• GIVEN PROBLEM
The records that follow must be repeated verbatim, every one of them.
* * * * *
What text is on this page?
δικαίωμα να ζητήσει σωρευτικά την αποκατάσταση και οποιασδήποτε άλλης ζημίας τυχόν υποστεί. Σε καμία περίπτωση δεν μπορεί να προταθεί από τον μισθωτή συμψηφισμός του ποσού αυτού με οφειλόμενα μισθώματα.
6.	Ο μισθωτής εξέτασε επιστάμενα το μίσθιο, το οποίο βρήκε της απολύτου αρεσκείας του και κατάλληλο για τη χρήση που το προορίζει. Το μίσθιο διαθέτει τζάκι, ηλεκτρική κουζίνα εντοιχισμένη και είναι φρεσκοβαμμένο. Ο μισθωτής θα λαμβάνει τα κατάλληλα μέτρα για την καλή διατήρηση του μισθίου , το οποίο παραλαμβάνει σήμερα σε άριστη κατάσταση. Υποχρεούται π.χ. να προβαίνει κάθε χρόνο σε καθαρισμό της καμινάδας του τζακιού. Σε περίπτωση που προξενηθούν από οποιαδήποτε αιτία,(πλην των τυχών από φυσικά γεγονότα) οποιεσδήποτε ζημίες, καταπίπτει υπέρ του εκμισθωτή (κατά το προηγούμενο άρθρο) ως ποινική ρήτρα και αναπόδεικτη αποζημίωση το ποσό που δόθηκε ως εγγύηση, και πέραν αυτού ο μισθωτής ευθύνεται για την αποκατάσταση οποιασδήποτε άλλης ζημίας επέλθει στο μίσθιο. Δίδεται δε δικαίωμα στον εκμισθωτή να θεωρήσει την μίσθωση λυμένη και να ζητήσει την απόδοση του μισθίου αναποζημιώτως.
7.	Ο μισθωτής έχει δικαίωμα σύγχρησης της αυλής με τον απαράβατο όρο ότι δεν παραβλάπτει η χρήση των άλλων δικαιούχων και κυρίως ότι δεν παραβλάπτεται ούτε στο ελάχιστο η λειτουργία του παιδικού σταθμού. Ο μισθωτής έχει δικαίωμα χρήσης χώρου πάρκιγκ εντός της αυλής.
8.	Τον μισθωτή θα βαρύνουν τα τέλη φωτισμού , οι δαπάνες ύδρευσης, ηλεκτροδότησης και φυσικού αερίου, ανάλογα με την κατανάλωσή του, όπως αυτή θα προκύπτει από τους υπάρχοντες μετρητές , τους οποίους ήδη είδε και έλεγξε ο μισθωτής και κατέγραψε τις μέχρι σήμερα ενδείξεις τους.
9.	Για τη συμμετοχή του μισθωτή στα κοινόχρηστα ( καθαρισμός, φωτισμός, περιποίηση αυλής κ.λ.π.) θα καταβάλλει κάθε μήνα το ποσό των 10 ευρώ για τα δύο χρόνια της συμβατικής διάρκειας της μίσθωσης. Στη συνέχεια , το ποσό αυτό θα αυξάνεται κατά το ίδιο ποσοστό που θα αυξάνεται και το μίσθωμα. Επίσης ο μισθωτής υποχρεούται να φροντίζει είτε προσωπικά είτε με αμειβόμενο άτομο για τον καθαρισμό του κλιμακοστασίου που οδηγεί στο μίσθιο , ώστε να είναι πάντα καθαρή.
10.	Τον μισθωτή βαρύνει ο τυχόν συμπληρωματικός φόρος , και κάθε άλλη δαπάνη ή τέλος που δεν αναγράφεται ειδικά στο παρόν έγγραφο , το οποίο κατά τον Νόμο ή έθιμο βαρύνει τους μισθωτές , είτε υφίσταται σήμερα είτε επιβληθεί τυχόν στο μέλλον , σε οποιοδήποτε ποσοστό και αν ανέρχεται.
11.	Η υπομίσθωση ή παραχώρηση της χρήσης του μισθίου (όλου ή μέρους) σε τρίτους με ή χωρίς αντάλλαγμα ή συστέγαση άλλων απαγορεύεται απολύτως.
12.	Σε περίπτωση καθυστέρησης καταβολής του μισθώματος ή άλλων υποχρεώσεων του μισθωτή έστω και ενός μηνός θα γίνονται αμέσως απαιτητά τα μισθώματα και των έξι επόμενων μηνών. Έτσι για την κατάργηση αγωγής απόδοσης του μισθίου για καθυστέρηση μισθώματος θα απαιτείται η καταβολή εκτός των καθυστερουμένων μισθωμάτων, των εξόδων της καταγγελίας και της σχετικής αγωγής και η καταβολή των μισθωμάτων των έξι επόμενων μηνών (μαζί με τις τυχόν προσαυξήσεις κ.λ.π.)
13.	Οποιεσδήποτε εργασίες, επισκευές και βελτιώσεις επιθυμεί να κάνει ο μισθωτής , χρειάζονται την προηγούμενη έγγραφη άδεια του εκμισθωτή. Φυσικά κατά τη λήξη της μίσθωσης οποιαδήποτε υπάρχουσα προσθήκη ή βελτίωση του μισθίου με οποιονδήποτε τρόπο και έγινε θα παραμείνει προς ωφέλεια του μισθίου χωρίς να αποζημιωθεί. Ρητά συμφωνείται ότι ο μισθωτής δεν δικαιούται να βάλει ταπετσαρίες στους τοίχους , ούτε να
* * * * *
• COMPLETE RESPONSE
What text is on this page?
δικαίωμα να ζητήσει σωρευτικά την αποκατάσταση και οποιασδήποτε άλλης ζημίας τυχόν υποστεί. Σε καμία περίπτωση δεν μπορεί να προταθεί από τον μισθωτή συμψηφισμός του ποσού αυτού με οφειλόμενα μισθώματα.
6.	Ο μισθωτής εξέτασε επιστάμενα το μίσθιο, το οποίο βρήκε της απολύτου αρεσκείας του και κατάλληλο για τη χρήση που το προορίζει. Το μίσθιο διαθέτει τζάκι, ηλεκτρική κουζίνα εντοιχισμένη και είναι φρεσκοβαμμένο. Ο μισθωτής θα λαμβάνει τα κατάλληλα μέτρα για την καλή διατήρηση του μισθίου , το οποίο παραλαμβάνει σήμερα σε άριστη κατάσταση. Υποχρεούται π.χ. να προβαίνει κάθε χρόνο σε καθαρισμό της καμινάδας του τζακιού. Σε περίπτωση που προξενηθούν από οποιαδήποτε αιτία,(πλην των τυχών από φυσικά γεγονότα) οποιεσδήποτε ζημίες, καταπίπτει υπέρ του εκμισθωτή (κατά το προηγούμενο άρθρο) ως ποινική ρήτρα και αναπόδεικτη αποζημίωση το ποσό που δόθηκε ως εγγύηση, και πέραν αυτού ο μισθωτής ευθύνεται για την αποκατάσταση οποιασδήποτε άλλης ζημίας επέλθει στο μίσθιο. Δίδεται δε δικαίωμα στον εκμισθωτή να θεωρήσει την μίσθωση λυμένη και να ζητήσει την απόδοση του μισθίου αναποζημιώτως.
7.	Ο μισθωτής έχει δικαίωμα σύγχρησης της αυλής με τον απαράβατο όρο ότι δεν παραβλάπτει η χρήση των άλλων δικαιούχων και κυρίως ότι δεν παραβλάπτεται ούτε στο ελάχιστο η λειτουργία του παιδικού σταθμού. Ο μισθωτής έχει δικαίωμα χρήσης χώρου πάρκιγκ εντός της αυλής.
8.	Τον μισθωτή θα βαρύνουν τα τέλη φωτισμού , οι δαπάνες ύδρευσης, ηλεκτροδότησης και φυσικού αερίου, ανάλογα με την κατανάλωσή του, όπως αυτή θα προκύπτει από τους υπάρχοντες μετρητές , τους οποίους ήδη είδε και έλεγξε ο μισθωτής και κατέγραψε τις μέχρι σήμερα ενδείξεις τους.
9.	Για τη συμμετοχή του μισθωτή στα κοινόχρηστα ( καθαρισμός, φωτισμός, περιποίηση αυλής κ.λ.π.) θα καταβάλλει κάθε μήνα το ποσό των 10 ευρώ για τα δύο χρόνια της συμβατικής διάρκειας της μίσθωσης. Στη συνέχεια , το ποσό αυτό θα αυξάνεται κατά το ίδιο ποσοστό που θα αυξάνεται και το μίσθωμα. Επίσης ο μισθωτής υποχρεούται να φροντίζει είτε προσωπικά είτε με αμειβόμενο άτομο για τον καθαρισμό του κλιμακοστασίου που οδηγεί στο μίσθιο , ώστε να είναι πάντα καθαρή.
10.	Τον μισθωτή βαρύνει ο τυχόν συμπληρωματικός φόρος , και κάθε άλλη δαπάνη ή τέλος που δεν αναγράφεται ειδικά στο παρόν έγγραφο , το οποίο κατά τον Νόμο ή έθιμο βαρύνει τους μισθωτές , είτε υφίσταται σήμερα είτε επιβληθεί τυχόν στο μέλλον , σε οποιοδήποτε ποσοστό και αν ανέρχεται.
11.	Η υπομίσθωση ή παραχώρηση της χρήσης του μισθίου (όλου ή μέρους) σε τρίτους με ή χωρίς αντάλλαγμα ή συστέγαση άλλων απαγορεύεται απολύτως.
12.	Σε περίπτωση καθυστέρησης καταβολής του μισθώματος ή άλλων υποχρεώσεων του μισθωτή έστω και ενός μηνός θα γίνονται αμέσως απαιτητά τα μισθώματα και των έξι επόμενων μηνών. Έτσι για την κατάργηση αγωγής απόδοσης του μισθίου για καθυστέρηση μισθώματος θα απαιτείται η καταβολή εκτός των καθυστερουμένων μισθωμάτων, των εξόδων της καταγγελίας και της σχετικής αγωγής και η καταβολή των μισθωμάτων των έξι επόμενων μηνών (μαζί με τις τυχόν προσαυξήσεις κ.λ.π.)
13.	Οποιεσδήποτε εργασίες, επισκευές και βελτιώσεις επιθυμεί να κάνει ο μισθωτής , χρειάζονται την προηγούμενη έγγραφη άδεια του εκμισθωτή. Φυσικά κατά τη λήξη της μίσθωσης οποιαδήποτε υπάρχουσα προσθήκη ή βελτίωση του μισθίου με οποιονδήποτε τρόπο και έγινε θα παραμείνει προς ωφέλεια του μισθίου χωρίς να αποζημιωθεί. Ρητά συμφωνείται ότι ο μισθωτής δεν δικαιούται να βάλει ταπετσαρίες στους τοίχους , ούτε να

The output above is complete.